◆ WHAT THE TASK REQUIRES
Below are the records; reproduce all of them exactly but without any images.

◆ MATERIAL SHOWN

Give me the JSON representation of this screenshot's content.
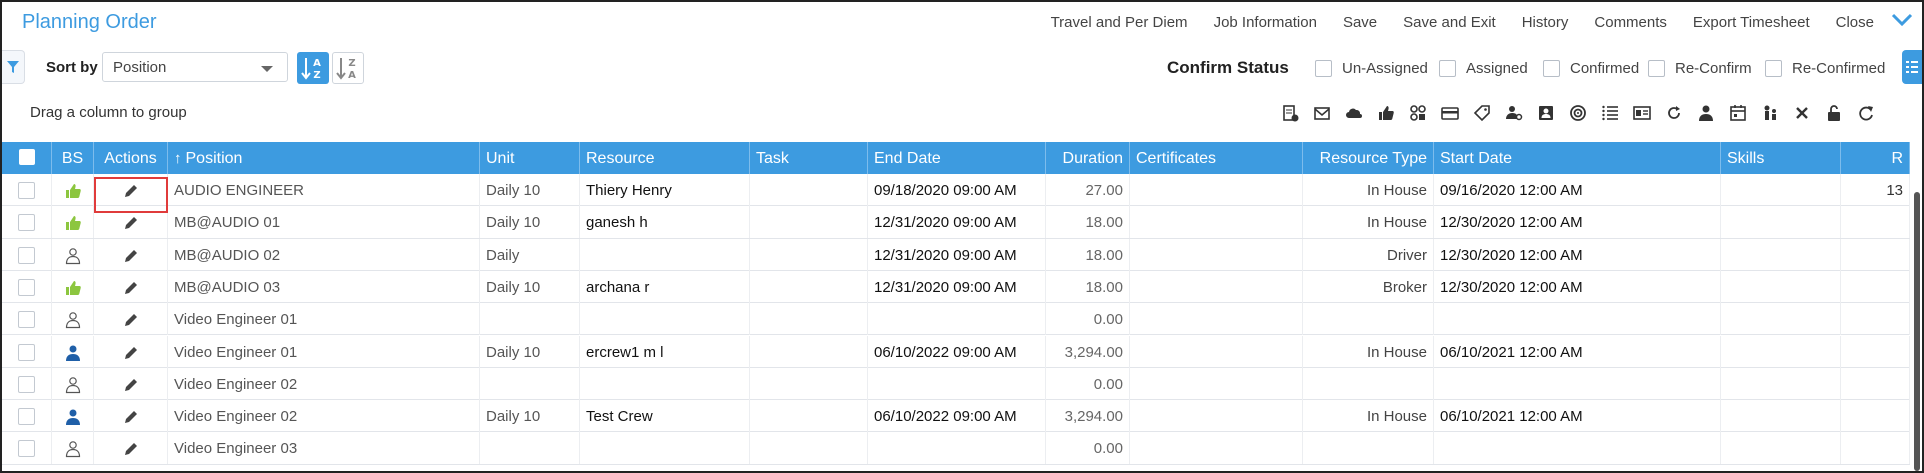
{
  "title": "Planning Order",
  "menu": [
    "Travel and Per Diem",
    "Job Information",
    "Save",
    "Save and Exit",
    "History",
    "Comments",
    "Export Timesheet",
    "Close"
  ],
  "sort": {
    "label": "Sort by",
    "value": "Position"
  },
  "confirm_status": {
    "label": "Confirm Status",
    "options": [
      "Un-Assigned",
      "Assigned",
      "Confirmed",
      "Re-Confirm",
      "Re-Confirmed"
    ]
  },
  "group_hint": "Drag a column to group",
  "toolbar_icons": [
    "document-money-icon",
    "mail-icon",
    "cloud-icon",
    "thumbs-up-icon",
    "link-icon",
    "credit-card-icon",
    "tag-icon",
    "user-settings-icon",
    "contact-card-icon",
    "target-icon",
    "list-icon",
    "report-icon",
    "refresh-circle-icon",
    "person-icon",
    "calendar-icon",
    "people-icon",
    "close-icon",
    "unlock-icon",
    "reload-icon"
  ],
  "columns": {
    "bs": "BS",
    "actions": "Actions",
    "position": "Position",
    "unit": "Unit",
    "resource": "Resource",
    "task": "Task",
    "end_date": "End Date",
    "duration": "Duration",
    "certificates": "Certificates",
    "resource_type": "Resource Type",
    "start_date": "Start Date",
    "skills": "Skills",
    "last": "R"
  },
  "rows": [
    {
      "bs": "thumbs-up-icon",
      "position": "AUDIO ENGINEER",
      "unit": "Daily 10",
      "resource": "Thiery Henry",
      "task": "",
      "end_date": "09/18/2020 09:00 AM",
      "duration": "27.00",
      "certificates": "",
      "resource_type": "In House",
      "start_date": "09/16/2020 12:00 AM",
      "skills": "",
      "last": "13"
    },
    {
      "bs": "thumbs-up-icon",
      "position": "MB@AUDIO 01",
      "unit": "Daily 10",
      "resource": "ganesh h",
      "task": "",
      "end_date": "12/31/2020 09:00 AM",
      "duration": "18.00",
      "certificates": "",
      "resource_type": "In House",
      "start_date": "12/30/2020 12:00 AM",
      "skills": "",
      "last": ""
    },
    {
      "bs": "person-outline-icon",
      "position": "MB@AUDIO 02",
      "unit": "Daily",
      "resource": "",
      "task": "",
      "end_date": "12/31/2020 09:00 AM",
      "duration": "18.00",
      "certificates": "",
      "resource_type": "Driver",
      "start_date": "12/30/2020 12:00 AM",
      "skills": "",
      "last": ""
    },
    {
      "bs": "thumbs-up-icon",
      "position": "MB@AUDIO 03",
      "unit": "Daily 10",
      "resource": "archana r",
      "task": "",
      "end_date": "12/31/2020 09:00 AM",
      "duration": "18.00",
      "certificates": "",
      "resource_type": "Broker",
      "start_date": "12/30/2020 12:00 AM",
      "skills": "",
      "last": ""
    },
    {
      "bs": "person-outline-icon",
      "position": "Video Engineer 01",
      "unit": "",
      "resource": "",
      "task": "",
      "end_date": "",
      "duration": "0.00",
      "certificates": "",
      "resource_type": "",
      "start_date": "",
      "skills": "",
      "last": ""
    },
    {
      "bs": "person-filled-icon",
      "position": "Video Engineer 01",
      "unit": "Daily 10",
      "resource": "ercrew1 m l",
      "task": "",
      "end_date": "06/10/2022 09:00 AM",
      "duration": "3,294.00",
      "certificates": "",
      "resource_type": "In House",
      "start_date": "06/10/2021 12:00 AM",
      "skills": "",
      "last": ""
    },
    {
      "bs": "person-outline-icon",
      "position": "Video Engineer 02",
      "unit": "",
      "resource": "",
      "task": "",
      "end_date": "",
      "duration": "0.00",
      "certificates": "",
      "resource_type": "",
      "start_date": "",
      "skills": "",
      "last": ""
    },
    {
      "bs": "person-filled-icon",
      "position": "Video Engineer 02",
      "unit": "Daily 10",
      "resource": "Test Crew",
      "task": "",
      "end_date": "06/10/2022 09:00 AM",
      "duration": "3,294.00",
      "certificates": "",
      "resource_type": "In House",
      "start_date": "06/10/2021 12:00 AM",
      "skills": "",
      "last": ""
    },
    {
      "bs": "person-outline-icon",
      "position": "Video Engineer 03",
      "unit": "",
      "resource": "",
      "task": "",
      "end_date": "",
      "duration": "0.00",
      "certificates": "",
      "resource_type": "",
      "start_date": "",
      "skills": "",
      "last": ""
    }
  ],
  "colors": {
    "accent": "#3d9be0",
    "thumbs_up": "#8cc63f",
    "person_filled": "#1f5fa8",
    "highlight": "#e03b3b"
  }
}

◆ THE COMPLETED TASK
Give me the JSON representation of this screenshot's content.
{
  "title": "Planning Order",
  "menu": [
    "Travel and Per Diem",
    "Job Information",
    "Save",
    "Save and Exit",
    "History",
    "Comments",
    "Export Timesheet",
    "Close"
  ],
  "sort": {
    "label": "Sort by",
    "value": "Position"
  },
  "confirm_status": {
    "label": "Confirm Status",
    "options": [
      "Un-Assigned",
      "Assigned",
      "Confirmed",
      "Re-Confirm",
      "Re-Confirmed"
    ]
  },
  "group_hint": "Drag a column to group",
  "toolbar_icons": [
    "document-money-icon",
    "mail-icon",
    "cloud-icon",
    "thumbs-up-icon",
    "link-icon",
    "credit-card-icon",
    "tag-icon",
    "user-settings-icon",
    "contact-card-icon",
    "target-icon",
    "list-icon",
    "report-icon",
    "refresh-circle-icon",
    "person-icon",
    "calendar-icon",
    "people-icon",
    "close-icon",
    "unlock-icon",
    "reload-icon"
  ],
  "columns": {
    "bs": "BS",
    "actions": "Actions",
    "position": "Position",
    "unit": "Unit",
    "resource": "Resource",
    "task": "Task",
    "end_date": "End Date",
    "duration": "Duration",
    "certificates": "Certificates",
    "resource_type": "Resource Type",
    "start_date": "Start Date",
    "skills": "Skills",
    "last": "R"
  },
  "rows": [
    {
      "bs": "thumbs-up-icon",
      "position": "AUDIO ENGINEER",
      "unit": "Daily 10",
      "resource": "Thiery Henry",
      "task": "",
      "end_date": "09/18/2020 09:00 AM",
      "duration": "27.00",
      "certificates": "",
      "resource_type": "In House",
      "start_date": "09/16/2020 12:00 AM",
      "skills": "",
      "last": "13"
    },
    {
      "bs": "thumbs-up-icon",
      "position": "MB@AUDIO 01",
      "unit": "Daily 10",
      "resource": "ganesh h",
      "task": "",
      "end_date": "12/31/2020 09:00 AM",
      "duration": "18.00",
      "certificates": "",
      "resource_type": "In House",
      "start_date": "12/30/2020 12:00 AM",
      "skills": "",
      "last": ""
    },
    {
      "bs": "person-outline-icon",
      "position": "MB@AUDIO 02",
      "unit": "Daily",
      "resource": "",
      "task": "",
      "end_date": "12/31/2020 09:00 AM",
      "duration": "18.00",
      "certificates": "",
      "resource_type": "Driver",
      "start_date": "12/30/2020 12:00 AM",
      "skills": "",
      "last": ""
    },
    {
      "bs": "thumbs-up-icon",
      "position": "MB@AUDIO 03",
      "unit": "Daily 10",
      "resource": "archana r",
      "task": "",
      "end_date": "12/31/2020 09:00 AM",
      "duration": "18.00",
      "certificates": "",
      "resource_type": "Broker",
      "start_date": "12/30/2020 12:00 AM",
      "skills": "",
      "last": ""
    },
    {
      "bs": "person-outline-icon",
      "position": "Video Engineer 01",
      "unit": "",
      "resource": "",
      "task": "",
      "end_date": "",
      "duration": "0.00",
      "certificates": "",
      "resource_type": "",
      "start_date": "",
      "skills": "",
      "last": ""
    },
    {
      "bs": "person-filled-icon",
      "position": "Video Engineer 01",
      "unit": "Daily 10",
      "resource": "ercrew1 m l",
      "task": "",
      "end_date": "06/10/2022 09:00 AM",
      "duration": "3,294.00",
      "certificates": "",
      "resource_type": "In House",
      "start_date": "06/10/2021 12:00 AM",
      "skills": "",
      "last": ""
    },
    {
      "bs": "person-outline-icon",
      "position": "Video Engineer 02",
      "unit": "",
      "resource": "",
      "task": "",
      "end_date": "",
      "duration": "0.00",
      "certificates": "",
      "resource_type": "",
      "start_date": "",
      "skills": "",
      "last": ""
    },
    {
      "bs": "person-filled-icon",
      "position": "Video Engineer 02",
      "unit": "Daily 10",
      "resource": "Test Crew",
      "task": "",
      "end_date": "06/10/2022 09:00 AM",
      "duration": "3,294.00",
      "certificates": "",
      "resource_type": "In House",
      "start_date": "06/10/2021 12:00 AM",
      "skills": "",
      "last": ""
    },
    {
      "bs": "person-outline-icon",
      "position": "Video Engineer 03",
      "unit": "",
      "resource": "",
      "task": "",
      "end_date": "",
      "duration": "0.00",
      "certificates": "",
      "resource_type": "",
      "start_date": "",
      "skills": "",
      "last": ""
    }
  ],
  "colors": {
    "accent": "#3d9be0",
    "thumbs_up": "#8cc63f",
    "person_filled": "#1f5fa8",
    "highlight": "#e03b3b"
  }
}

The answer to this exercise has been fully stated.